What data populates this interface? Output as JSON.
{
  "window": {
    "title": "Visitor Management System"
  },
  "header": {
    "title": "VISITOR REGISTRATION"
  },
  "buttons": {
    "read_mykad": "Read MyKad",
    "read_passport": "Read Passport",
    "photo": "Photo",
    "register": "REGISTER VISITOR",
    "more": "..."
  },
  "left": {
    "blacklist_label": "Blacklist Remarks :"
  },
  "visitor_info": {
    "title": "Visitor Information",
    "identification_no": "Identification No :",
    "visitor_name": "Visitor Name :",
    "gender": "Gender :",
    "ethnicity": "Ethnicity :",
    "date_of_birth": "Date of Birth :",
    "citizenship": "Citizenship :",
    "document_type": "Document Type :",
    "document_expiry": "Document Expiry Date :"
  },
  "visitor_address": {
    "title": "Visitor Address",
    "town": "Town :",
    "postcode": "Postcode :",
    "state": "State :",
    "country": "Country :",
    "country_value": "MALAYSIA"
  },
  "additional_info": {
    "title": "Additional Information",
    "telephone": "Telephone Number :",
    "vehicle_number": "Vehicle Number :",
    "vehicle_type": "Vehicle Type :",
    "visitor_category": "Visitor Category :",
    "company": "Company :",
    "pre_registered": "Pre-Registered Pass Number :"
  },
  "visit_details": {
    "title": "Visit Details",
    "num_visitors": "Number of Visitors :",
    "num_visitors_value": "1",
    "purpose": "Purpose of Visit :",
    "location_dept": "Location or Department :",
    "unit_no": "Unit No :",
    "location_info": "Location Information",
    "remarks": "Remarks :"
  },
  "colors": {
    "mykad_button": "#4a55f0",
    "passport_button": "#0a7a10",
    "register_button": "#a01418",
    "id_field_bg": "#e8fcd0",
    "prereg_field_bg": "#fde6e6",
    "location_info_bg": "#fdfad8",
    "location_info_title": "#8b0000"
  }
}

■ ■ ■

PROBLEM TO WORK ON: Copy out each record from above, exactly.

REPLY TO THE TASK:
What data populates this interface? Output as JSON.
{
  "window": {
    "title": "Visitor Management System"
  },
  "header": {
    "title": "VISITOR REGISTRATION"
  },
  "buttons": {
    "read_mykad": "Read MyKad",
    "read_passport": "Read Passport",
    "photo": "Photo",
    "register": "REGISTER VISITOR",
    "more": "..."
  },
  "left": {
    "blacklist_label": "Blacklist Remarks :"
  },
  "visitor_info": {
    "title": "Visitor Information",
    "identification_no": "Identification No :",
    "visitor_name": "Visitor Name :",
    "gender": "Gender :",
    "ethnicity": "Ethnicity :",
    "date_of_birth": "Date of Birth :",
    "citizenship": "Citizenship :",
    "document_type": "Document Type :",
    "document_expiry": "Document Expiry Date :"
  },
  "visitor_address": {
    "title": "Visitor Address",
    "town": "Town :",
    "postcode": "Postcode :",
    "state": "State :",
    "country": "Country :",
    "country_value": "MALAYSIA"
  },
  "additional_info": {
    "title": "Additional Information",
    "telephone": "Telephone Number :",
    "vehicle_number": "Vehicle Number :",
    "vehicle_type": "Vehicle Type :",
    "visitor_category": "Visitor Category :",
    "company": "Company :",
    "pre_registered": "Pre-Registered Pass Number :"
  },
  "visit_details": {
    "title": "Visit Details",
    "num_visitors": "Number of Visitors :",
    "num_visitors_value": "1",
    "purpose": "Purpose of Visit :",
    "location_dept": "Location or Department :",
    "unit_no": "Unit No :",
    "location_info": "Location Information",
    "remarks": "Remarks :"
  },
  "colors": {
    "mykad_button": "#4a55f0",
    "passport_button": "#0a7a10",
    "register_button": "#a01418",
    "id_field_bg": "#e8fcd0",
    "prereg_field_bg": "#fde6e6",
    "location_info_bg": "#fdfad8",
    "location_info_title": "#8b0000"
  }
}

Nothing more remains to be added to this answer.